■ Directions: Single out each line with the word "calendar" and copy it.

Collected data entries:
┄┄┄┄┄┄

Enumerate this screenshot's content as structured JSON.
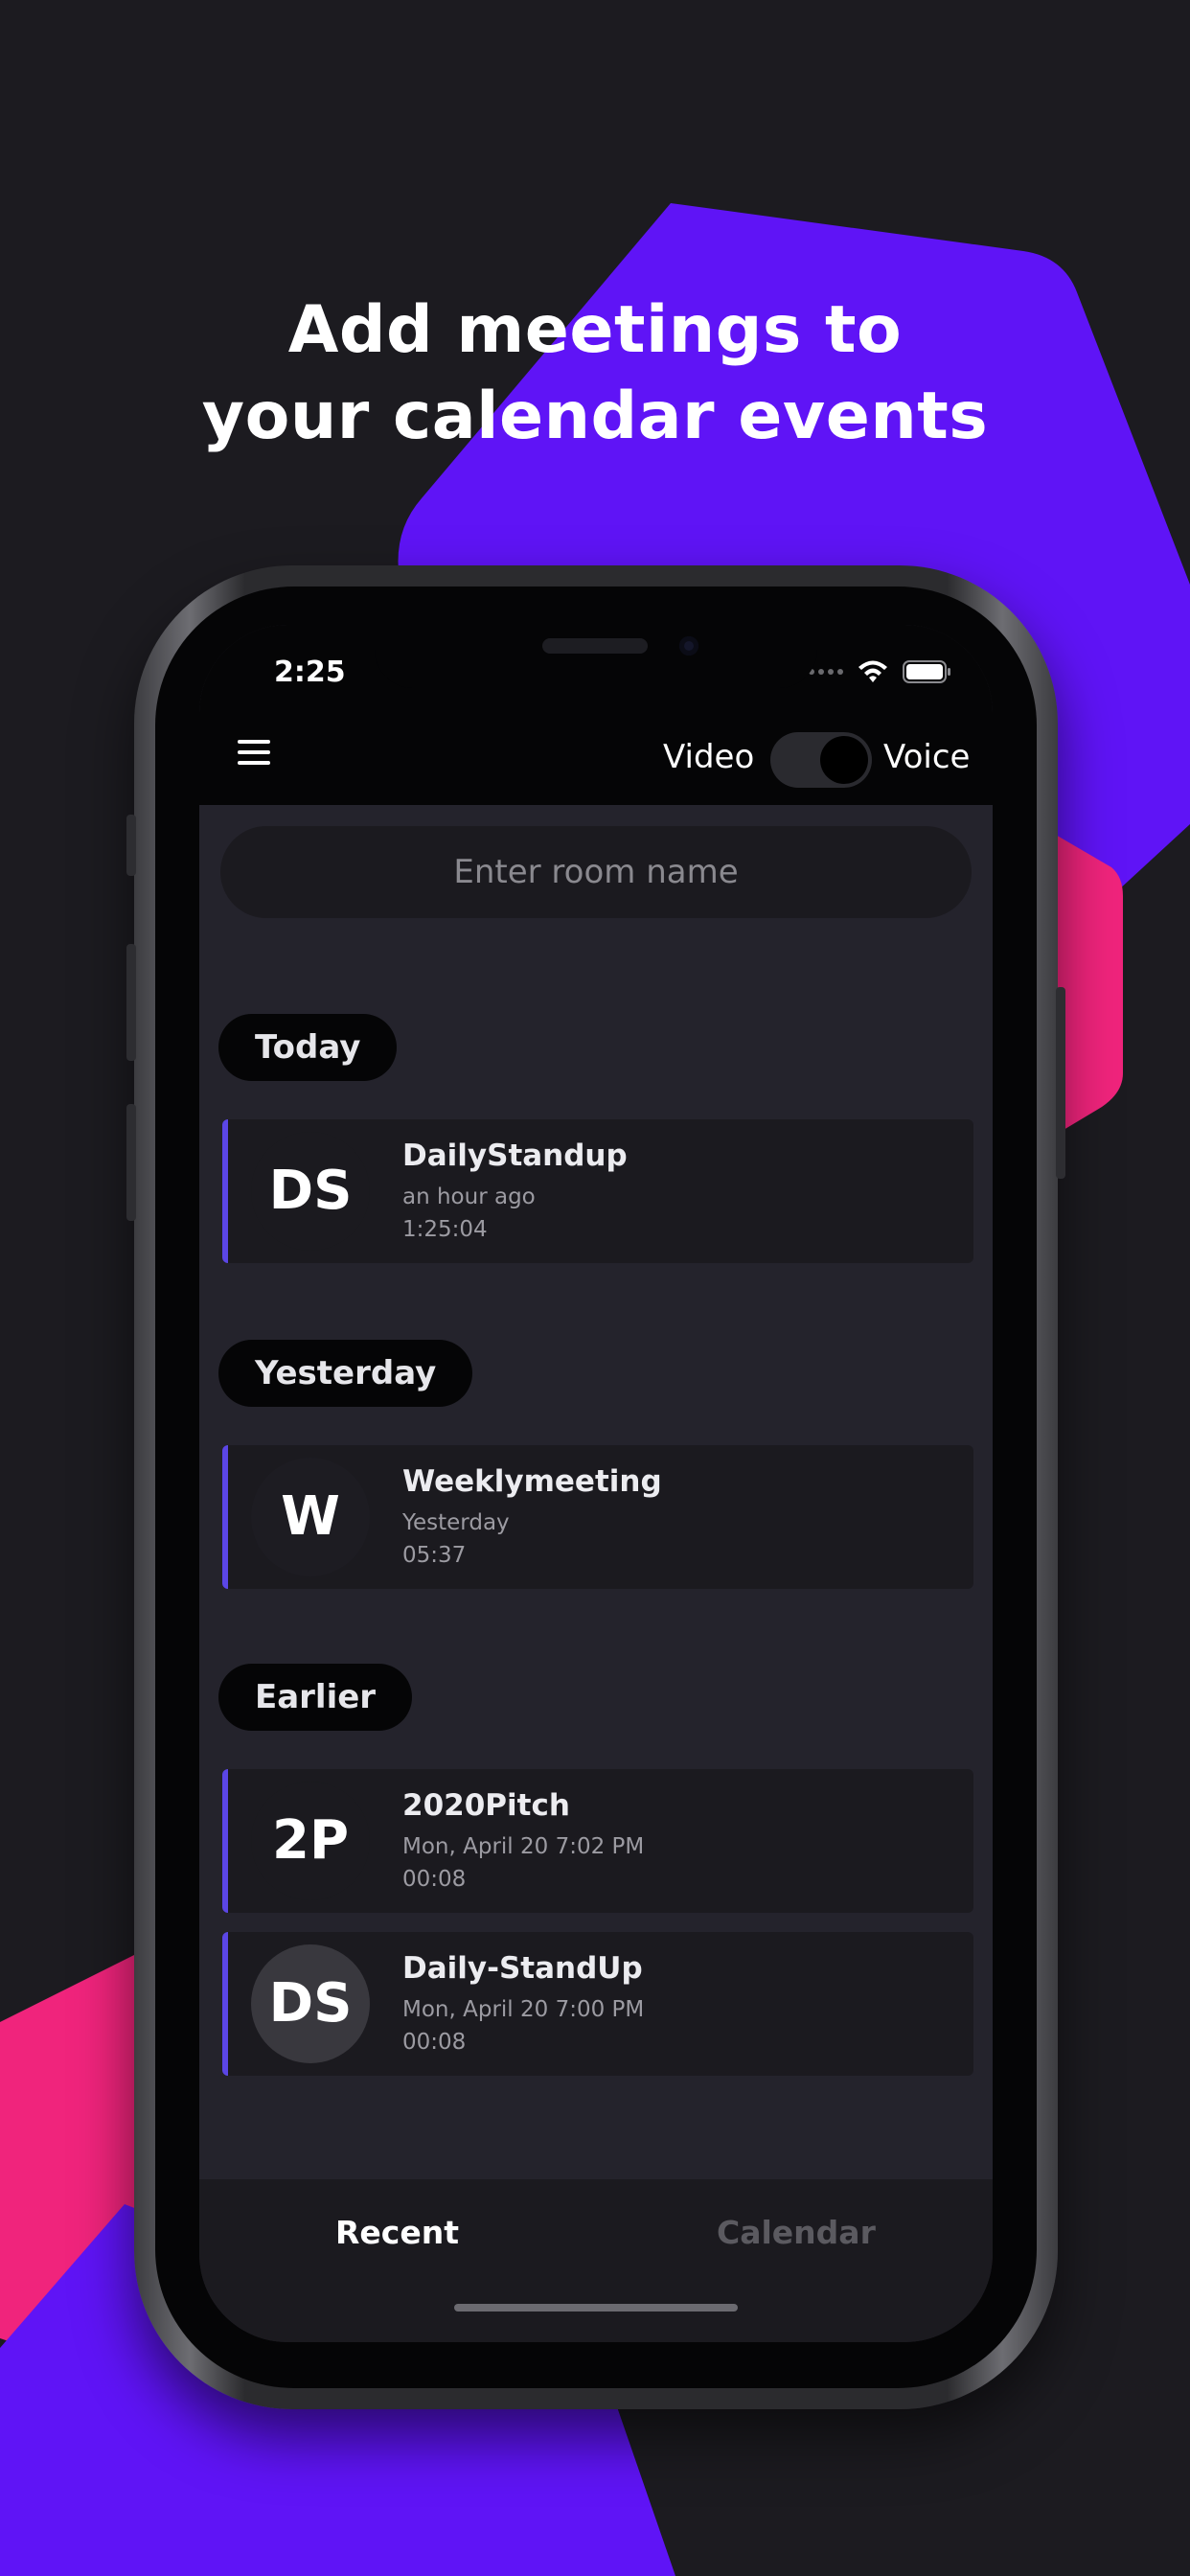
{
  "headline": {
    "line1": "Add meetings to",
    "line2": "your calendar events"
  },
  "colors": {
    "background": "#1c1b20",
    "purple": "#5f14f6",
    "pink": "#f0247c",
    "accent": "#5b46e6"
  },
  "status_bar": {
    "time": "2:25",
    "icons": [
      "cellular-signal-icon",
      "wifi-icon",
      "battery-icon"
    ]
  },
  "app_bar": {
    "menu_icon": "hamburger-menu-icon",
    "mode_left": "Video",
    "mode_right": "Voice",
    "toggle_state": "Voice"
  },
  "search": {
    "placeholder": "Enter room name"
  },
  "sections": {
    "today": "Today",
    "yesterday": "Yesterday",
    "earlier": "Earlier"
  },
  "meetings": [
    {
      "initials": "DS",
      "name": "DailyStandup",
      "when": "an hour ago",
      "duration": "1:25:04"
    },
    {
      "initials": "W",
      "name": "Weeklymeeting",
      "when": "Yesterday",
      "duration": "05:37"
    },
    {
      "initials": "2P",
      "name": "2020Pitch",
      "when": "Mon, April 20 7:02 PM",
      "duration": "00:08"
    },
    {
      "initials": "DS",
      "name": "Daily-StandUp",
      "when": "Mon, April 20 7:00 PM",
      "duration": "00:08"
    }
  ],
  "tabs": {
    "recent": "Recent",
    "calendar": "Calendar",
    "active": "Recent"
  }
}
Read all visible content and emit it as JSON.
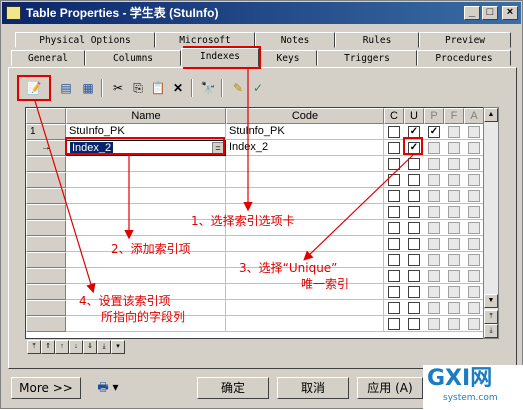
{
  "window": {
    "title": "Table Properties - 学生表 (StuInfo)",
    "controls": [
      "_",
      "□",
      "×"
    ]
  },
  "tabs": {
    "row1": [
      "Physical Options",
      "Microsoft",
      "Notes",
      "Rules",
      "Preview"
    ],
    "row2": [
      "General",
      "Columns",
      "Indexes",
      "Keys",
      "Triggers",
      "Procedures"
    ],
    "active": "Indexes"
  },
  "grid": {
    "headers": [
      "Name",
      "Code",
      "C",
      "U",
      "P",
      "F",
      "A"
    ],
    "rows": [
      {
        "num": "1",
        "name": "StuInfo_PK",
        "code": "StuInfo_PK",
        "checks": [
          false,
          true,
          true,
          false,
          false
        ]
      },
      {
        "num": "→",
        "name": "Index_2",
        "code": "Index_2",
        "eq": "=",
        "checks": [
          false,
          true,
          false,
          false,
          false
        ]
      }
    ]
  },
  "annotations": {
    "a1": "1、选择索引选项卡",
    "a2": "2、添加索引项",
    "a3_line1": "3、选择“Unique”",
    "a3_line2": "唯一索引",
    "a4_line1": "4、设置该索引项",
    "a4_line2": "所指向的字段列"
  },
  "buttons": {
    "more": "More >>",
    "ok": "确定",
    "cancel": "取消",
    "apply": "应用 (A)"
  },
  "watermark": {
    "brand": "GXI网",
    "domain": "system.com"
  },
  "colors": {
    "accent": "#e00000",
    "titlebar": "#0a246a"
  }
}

┄┄┄┄┄┄

■ Exercise response:
    "line2": "your calendar events"
    "calendar": "Calendar",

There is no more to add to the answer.